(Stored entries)

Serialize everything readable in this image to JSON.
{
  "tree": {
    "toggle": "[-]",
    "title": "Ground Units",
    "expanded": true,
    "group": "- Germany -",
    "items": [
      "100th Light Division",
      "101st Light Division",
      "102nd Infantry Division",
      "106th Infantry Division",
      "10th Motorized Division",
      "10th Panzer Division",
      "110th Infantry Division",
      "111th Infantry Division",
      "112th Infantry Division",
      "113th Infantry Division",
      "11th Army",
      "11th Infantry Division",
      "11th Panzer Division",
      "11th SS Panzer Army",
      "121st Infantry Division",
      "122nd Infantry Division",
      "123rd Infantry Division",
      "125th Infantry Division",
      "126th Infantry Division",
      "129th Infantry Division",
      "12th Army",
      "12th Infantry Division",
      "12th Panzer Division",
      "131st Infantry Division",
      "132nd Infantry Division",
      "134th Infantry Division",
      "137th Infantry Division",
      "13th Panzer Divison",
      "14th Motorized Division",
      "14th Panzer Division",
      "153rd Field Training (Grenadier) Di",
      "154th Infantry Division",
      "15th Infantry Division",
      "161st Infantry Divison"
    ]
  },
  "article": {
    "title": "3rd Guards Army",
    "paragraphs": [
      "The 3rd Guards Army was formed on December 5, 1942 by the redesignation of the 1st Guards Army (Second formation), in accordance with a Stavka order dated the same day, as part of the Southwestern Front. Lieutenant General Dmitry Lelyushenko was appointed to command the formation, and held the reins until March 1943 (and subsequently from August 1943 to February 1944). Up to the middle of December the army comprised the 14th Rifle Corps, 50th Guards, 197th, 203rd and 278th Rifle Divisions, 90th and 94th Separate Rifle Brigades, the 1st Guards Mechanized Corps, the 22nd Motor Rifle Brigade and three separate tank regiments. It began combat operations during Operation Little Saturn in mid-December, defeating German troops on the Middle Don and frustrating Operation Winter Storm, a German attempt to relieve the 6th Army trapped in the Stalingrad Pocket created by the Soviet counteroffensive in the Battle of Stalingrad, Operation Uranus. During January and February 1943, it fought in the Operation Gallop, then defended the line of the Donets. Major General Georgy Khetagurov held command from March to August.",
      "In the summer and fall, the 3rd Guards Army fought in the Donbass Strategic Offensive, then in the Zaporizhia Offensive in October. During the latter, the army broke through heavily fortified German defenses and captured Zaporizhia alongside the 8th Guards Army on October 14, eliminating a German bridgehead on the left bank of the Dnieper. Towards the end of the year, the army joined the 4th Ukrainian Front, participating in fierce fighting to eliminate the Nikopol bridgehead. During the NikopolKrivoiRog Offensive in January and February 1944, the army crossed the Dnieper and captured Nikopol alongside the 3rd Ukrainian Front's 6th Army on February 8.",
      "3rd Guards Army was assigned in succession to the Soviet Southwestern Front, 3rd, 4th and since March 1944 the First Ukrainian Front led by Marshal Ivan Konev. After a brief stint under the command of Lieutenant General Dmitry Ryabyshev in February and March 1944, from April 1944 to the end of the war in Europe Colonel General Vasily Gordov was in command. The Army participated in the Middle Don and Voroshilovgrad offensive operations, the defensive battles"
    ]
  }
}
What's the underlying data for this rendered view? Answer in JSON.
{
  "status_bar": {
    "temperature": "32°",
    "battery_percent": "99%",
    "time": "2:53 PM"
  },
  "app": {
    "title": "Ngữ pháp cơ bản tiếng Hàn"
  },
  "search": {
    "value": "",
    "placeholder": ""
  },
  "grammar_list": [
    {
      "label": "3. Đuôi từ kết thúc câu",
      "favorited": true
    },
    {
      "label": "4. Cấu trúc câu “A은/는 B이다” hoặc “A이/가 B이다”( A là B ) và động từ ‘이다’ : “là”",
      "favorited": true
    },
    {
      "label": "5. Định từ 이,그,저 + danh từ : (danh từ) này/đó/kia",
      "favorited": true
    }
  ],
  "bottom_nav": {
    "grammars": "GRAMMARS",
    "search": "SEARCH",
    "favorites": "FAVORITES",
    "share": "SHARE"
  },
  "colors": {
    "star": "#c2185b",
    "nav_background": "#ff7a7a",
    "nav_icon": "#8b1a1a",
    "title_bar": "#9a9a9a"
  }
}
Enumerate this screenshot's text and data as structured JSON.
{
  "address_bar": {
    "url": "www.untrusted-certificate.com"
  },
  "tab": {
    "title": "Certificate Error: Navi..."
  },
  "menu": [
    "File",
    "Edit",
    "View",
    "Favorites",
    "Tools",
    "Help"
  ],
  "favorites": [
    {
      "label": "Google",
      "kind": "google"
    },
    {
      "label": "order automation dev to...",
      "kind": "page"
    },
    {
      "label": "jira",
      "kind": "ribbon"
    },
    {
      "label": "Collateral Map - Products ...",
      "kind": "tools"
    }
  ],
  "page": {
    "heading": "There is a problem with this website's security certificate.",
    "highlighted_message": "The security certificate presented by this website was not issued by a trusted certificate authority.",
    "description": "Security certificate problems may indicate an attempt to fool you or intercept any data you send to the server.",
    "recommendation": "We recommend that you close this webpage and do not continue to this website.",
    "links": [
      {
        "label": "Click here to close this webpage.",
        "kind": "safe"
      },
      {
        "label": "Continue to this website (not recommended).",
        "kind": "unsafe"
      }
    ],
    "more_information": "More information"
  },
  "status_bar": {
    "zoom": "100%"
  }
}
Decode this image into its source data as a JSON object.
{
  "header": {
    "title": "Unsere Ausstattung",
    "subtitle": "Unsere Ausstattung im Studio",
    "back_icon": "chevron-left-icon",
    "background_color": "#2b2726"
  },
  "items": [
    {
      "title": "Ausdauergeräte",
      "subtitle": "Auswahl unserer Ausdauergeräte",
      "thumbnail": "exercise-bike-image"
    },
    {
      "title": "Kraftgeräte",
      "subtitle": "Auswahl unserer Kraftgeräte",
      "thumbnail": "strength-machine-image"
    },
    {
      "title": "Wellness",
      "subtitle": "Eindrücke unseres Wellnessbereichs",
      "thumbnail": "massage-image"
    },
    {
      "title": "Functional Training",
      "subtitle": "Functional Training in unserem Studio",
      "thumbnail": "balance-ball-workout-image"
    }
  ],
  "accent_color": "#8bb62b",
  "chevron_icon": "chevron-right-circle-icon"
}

SET EXERCISE: Every entry above needs to be quoted exactly.

FULL ANSWER:
Serialize everything readable in this image to JSON.
{
  "tree": {
    "toggle": "[-]",
    "title": "Ground Units",
    "expanded": true,
    "group": "- Germany -",
    "items": [
      "100th Light Division",
      "101st Light Division",
      "102nd Infantry Division",
      "106th Infantry Division",
      "10th Motorized Division",
      "10th Panzer Division",
      "110th Infantry Division",
      "111th Infantry Division",
      "112th Infantry Division",
      "113th Infantry Division",
      "11th Army",
      "11th Infantry Division",
      "11th Panzer Division",
      "11th SS Panzer Army",
      "121st Infantry Division",
      "122nd Infantry Division",
      "123rd Infantry Division",
      "125th Infantry Division",
      "126th Infantry Division",
      "129th Infantry Division",
      "12th Army",
      "12th Infantry Division",
      "12th Panzer Division",
      "131st Infantry Division",
      "132nd Infantry Division",
      "134th Infantry Division",
      "137th Infantry Division",
      "13th Panzer Divison",
      "14th Motorized Division",
      "14th Panzer Division",
      "153rd Field Training (Grenadier) Di",
      "154th Infantry Division",
      "15th Infantry Division",
      "161st Infantry Divison"
    ]
  },
  "article": {
    "title": "3rd Guards Army",
    "paragraphs": [
      "The 3rd Guards Army was formed on December 5, 1942 by the redesignation of the 1st Guards Army (Second formation), in accordance with a Stavka order dated the same day, as part of the Southwestern Front. Lieutenant General Dmitry Lelyushenko was appointed to command the formation, and held the reins until March 1943 (and subsequently from August 1943 to February 1944). Up to the middle of December the army comprised the 14th Rifle Corps, 50th Guards, 197th, 203rd and 278th Rifle Divisions, 90th and 94th Separate Rifle Brigades, the 1st Guards Mechanized Corps, the 22nd Motor Rifle Brigade and three separate tank regiments. It began combat operations during Operation Little Saturn in mid-December, defeating German troops on the Middle Don and frustrating Operation Winter Storm, a German attempt to relieve the 6th Army trapped in the Stalingrad Pocket created by the Soviet counteroffensive in the Battle of Stalingrad, Operation Uranus. During January and February 1943, it fought in the Operation Gallop, then defended the line of the Donets. Major General Georgy Khetagurov held command from March to August.",
      "In the summer and fall, the 3rd Guards Army fought in the Donbass Strategic Offensive, then in the Zaporizhia Offensive in October. During the latter, the army broke through heavily fortified German defenses and captured Zaporizhia alongside the 8th Guards Army on October 14, eliminating a German bridgehead on the left bank of the Dnieper. Towards the end of the year, the army joined the 4th Ukrainian Front, participating in fierce fighting to eliminate the Nikopol bridgehead. During the NikopolKrivoiRog Offensive in January and February 1944, the army crossed the Dnieper and captured Nikopol alongside the 3rd Ukrainian Front's 6th Army on February 8.",
      "3rd Guards Army was assigned in succession to the Soviet Southwestern Front, 3rd, 4th and since March 1944 the First Ukrainian Front led by Marshal Ivan Konev. After a brief stint under the command of Lieutenant General Dmitry Ryabyshev in February and March 1944, from April 1944 to the end of the war in Europe Colonel General Vasily Gordov was in command. The Army participated in the Middle Don and Voroshilovgrad offensive operations, the defensive battles"
    ]
  }
}
What's the underlying data for this rendered view? Answer in JSON.
{
  "status_bar": {
    "temperature": "32°",
    "battery_percent": "99%",
    "time": "2:53 PM"
  },
  "app": {
    "title": "Ngữ pháp cơ bản tiếng Hàn"
  },
  "search": {
    "value": "",
    "placeholder": ""
  },
  "grammar_list": [
    {
      "label": "3. Đuôi từ kết thúc câu",
      "favorited": true
    },
    {
      "label": "4. Cấu trúc câu “A은/는 B이다” hoặc “A이/가 B이다”( A là B ) và động từ ‘이다’ : “là”",
      "favorited": true
    },
    {
      "label": "5. Định từ 이,그,저 + danh từ : (danh từ) này/đó/kia",
      "favorited": true
    }
  ],
  "bottom_nav": {
    "grammars": "GRAMMARS",
    "search": "SEARCH",
    "favorites": "FAVORITES",
    "share": "SHARE"
  },
  "colors": {
    "star": "#c2185b",
    "nav_background": "#ff7a7a",
    "nav_icon": "#8b1a1a",
    "title_bar": "#9a9a9a"
  }
}
Enumerate this screenshot's text and data as structured JSON.
{
  "address_bar": {
    "url": "www.untrusted-certificate.com"
  },
  "tab": {
    "title": "Certificate Error: Navi..."
  },
  "menu": [
    "File",
    "Edit",
    "View",
    "Favorites",
    "Tools",
    "Help"
  ],
  "favorites": [
    {
      "label": "Google",
      "kind": "google"
    },
    {
      "label": "order automation dev to...",
      "kind": "page"
    },
    {
      "label": "jira",
      "kind": "ribbon"
    },
    {
      "label": "Collateral Map - Products ...",
      "kind": "tools"
    }
  ],
  "page": {
    "heading": "There is a problem with this website's security certificate.",
    "highlighted_message": "The security certificate presented by this website was not issued by a trusted certificate authority.",
    "description": "Security certificate problems may indicate an attempt to fool you or intercept any data you send to the server.",
    "recommendation": "We recommend that you close this webpage and do not continue to this website.",
    "links": [
      {
        "label": "Click here to close this webpage.",
        "kind": "safe"
      },
      {
        "label": "Continue to this website (not recommended).",
        "kind": "unsafe"
      }
    ],
    "more_information": "More information"
  },
  "status_bar": {
    "zoom": "100%"
  }
}
Decode this image into its source data as a JSON object.
{
  "header": {
    "title": "Unsere Ausstattung",
    "subtitle": "Unsere Ausstattung im Studio",
    "back_icon": "chevron-left-icon",
    "background_color": "#2b2726"
  },
  "items": [
    {
      "title": "Ausdauergeräte",
      "subtitle": "Auswahl unserer Ausdauergeräte",
      "thumbnail": "exercise-bike-image"
    },
    {
      "title": "Kraftgeräte",
      "subtitle": "Auswahl unserer Kraftgeräte",
      "thumbnail": "strength-machine-image"
    },
    {
      "title": "Wellness",
      "subtitle": "Eindrücke unseres Wellnessbereichs",
      "thumbnail": "massage-image"
    },
    {
      "title": "Functional Training",
      "subtitle": "Functional Training in unserem Studio",
      "thumbnail": "balance-ball-workout-image"
    }
  ],
  "accent_color": "#8bb62b",
  "chevron_icon": "chevron-right-circle-icon"
}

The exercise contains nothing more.